*Raw records*
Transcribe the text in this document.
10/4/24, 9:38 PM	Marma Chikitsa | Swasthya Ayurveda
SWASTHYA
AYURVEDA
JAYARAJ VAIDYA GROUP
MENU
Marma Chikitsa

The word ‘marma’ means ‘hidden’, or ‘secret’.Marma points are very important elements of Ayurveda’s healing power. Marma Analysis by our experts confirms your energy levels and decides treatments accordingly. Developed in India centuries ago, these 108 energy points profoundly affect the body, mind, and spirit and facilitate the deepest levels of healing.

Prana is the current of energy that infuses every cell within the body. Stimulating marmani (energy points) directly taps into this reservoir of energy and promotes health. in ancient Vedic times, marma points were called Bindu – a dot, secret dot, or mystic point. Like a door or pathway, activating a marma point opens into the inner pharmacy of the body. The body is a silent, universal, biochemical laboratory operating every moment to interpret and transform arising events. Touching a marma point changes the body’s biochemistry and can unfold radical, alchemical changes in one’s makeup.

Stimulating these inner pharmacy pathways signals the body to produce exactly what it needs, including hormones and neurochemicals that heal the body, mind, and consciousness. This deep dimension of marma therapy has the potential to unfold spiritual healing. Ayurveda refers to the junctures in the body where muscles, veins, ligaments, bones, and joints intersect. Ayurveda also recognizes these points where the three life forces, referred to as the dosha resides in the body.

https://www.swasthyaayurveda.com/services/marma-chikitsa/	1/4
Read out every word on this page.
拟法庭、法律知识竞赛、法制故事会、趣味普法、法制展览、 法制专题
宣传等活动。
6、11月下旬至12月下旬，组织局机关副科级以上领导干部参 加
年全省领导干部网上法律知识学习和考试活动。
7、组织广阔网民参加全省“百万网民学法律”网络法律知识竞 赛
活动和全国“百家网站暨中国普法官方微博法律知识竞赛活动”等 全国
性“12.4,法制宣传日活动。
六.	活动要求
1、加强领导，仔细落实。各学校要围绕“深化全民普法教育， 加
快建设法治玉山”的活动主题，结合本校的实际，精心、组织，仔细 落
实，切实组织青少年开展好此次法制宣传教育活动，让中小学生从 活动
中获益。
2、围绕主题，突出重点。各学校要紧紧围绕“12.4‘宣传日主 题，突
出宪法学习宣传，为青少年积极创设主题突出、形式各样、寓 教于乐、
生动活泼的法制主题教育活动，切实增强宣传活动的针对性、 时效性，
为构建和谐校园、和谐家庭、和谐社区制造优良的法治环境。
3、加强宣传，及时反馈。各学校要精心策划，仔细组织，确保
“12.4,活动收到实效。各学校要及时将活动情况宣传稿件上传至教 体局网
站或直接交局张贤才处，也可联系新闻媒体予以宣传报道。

*Direction*
Return what is listed above, exactly and completely.

*Finished exercise*
Transcribe the text in this document.
10/4/24, 9:38 PM	Marma Chikitsa | Swasthya Ayurveda
SWASTHYA
AYURVEDA
JAYARAJ VAIDYA GROUP
MENU
Marma Chikitsa

The word ‘marma’ means ‘hidden’, or ‘secret’.Marma points are very important elements of Ayurveda’s healing power. Marma Analysis by our experts confirms your energy levels and decides treatments accordingly. Developed in India centuries ago, these 108 energy points profoundly affect the body, mind, and spirit and facilitate the deepest levels of healing.

Prana is the current of energy that infuses every cell within the body. Stimulating marmani (energy points) directly taps into this reservoir of energy and promotes health. in ancient Vedic times, marma points were called Bindu – a dot, secret dot, or mystic point. Like a door or pathway, activating a marma point opens into the inner pharmacy of the body. The body is a silent, universal, biochemical laboratory operating every moment to interpret and transform arising events. Touching a marma point changes the body’s biochemistry and can unfold radical, alchemical changes in one’s makeup.

Stimulating these inner pharmacy pathways signals the body to produce exactly what it needs, including hormones and neurochemicals that heal the body, mind, and consciousness. This deep dimension of marma therapy has the potential to unfold spiritual healing. Ayurveda refers to the junctures in the body where muscles, veins, ligaments, bones, and joints intersect. Ayurveda also recognizes these points where the three life forces, referred to as the dosha resides in the body.

https://www.swasthyaayurveda.com/services/marma-chikitsa/	1/4
Read out every word on this page.
拟法庭、法律知识竞赛、法制故事会、趣味普法、法制展览、 法制专题
宣传等活动。
6、11月下旬至12月下旬，组织局机关副科级以上领导干部参 加
年全省领导干部网上法律知识学习和考试活动。
7、组织广阔网民参加全省“百万网民学法律”网络法律知识竞 赛
活动和全国“百家网站暨中国普法官方微博法律知识竞赛活动”等 全国
性“12.4,法制宣传日活动。
六.	活动要求
1、加强领导，仔细落实。各学校要围绕“深化全民普法教育， 加
快建设法治玉山”的活动主题，结合本校的实际，精心、组织，仔细 落
实，切实组织青少年开展好此次法制宣传教育活动，让中小学生从 活动
中获益。
2、围绕主题，突出重点。各学校要紧紧围绕“12.4‘宣传日主 题，突
出宪法学习宣传，为青少年积极创设主题突出、形式各样、寓 教于乐、
生动活泼的法制主题教育活动，切实增强宣传活动的针对性、 时效性，
为构建和谐校园、和谐家庭、和谐社区制造优良的法治环境。
3、加强宣传，及时反馈。各学校要精心策划，仔细组织，确保
“12.4,活动收到实效。各学校要及时将活动情况宣传稿件上传至教 体局网
站或直接交局张贤才处，也可联系新闻媒体予以宣传报道。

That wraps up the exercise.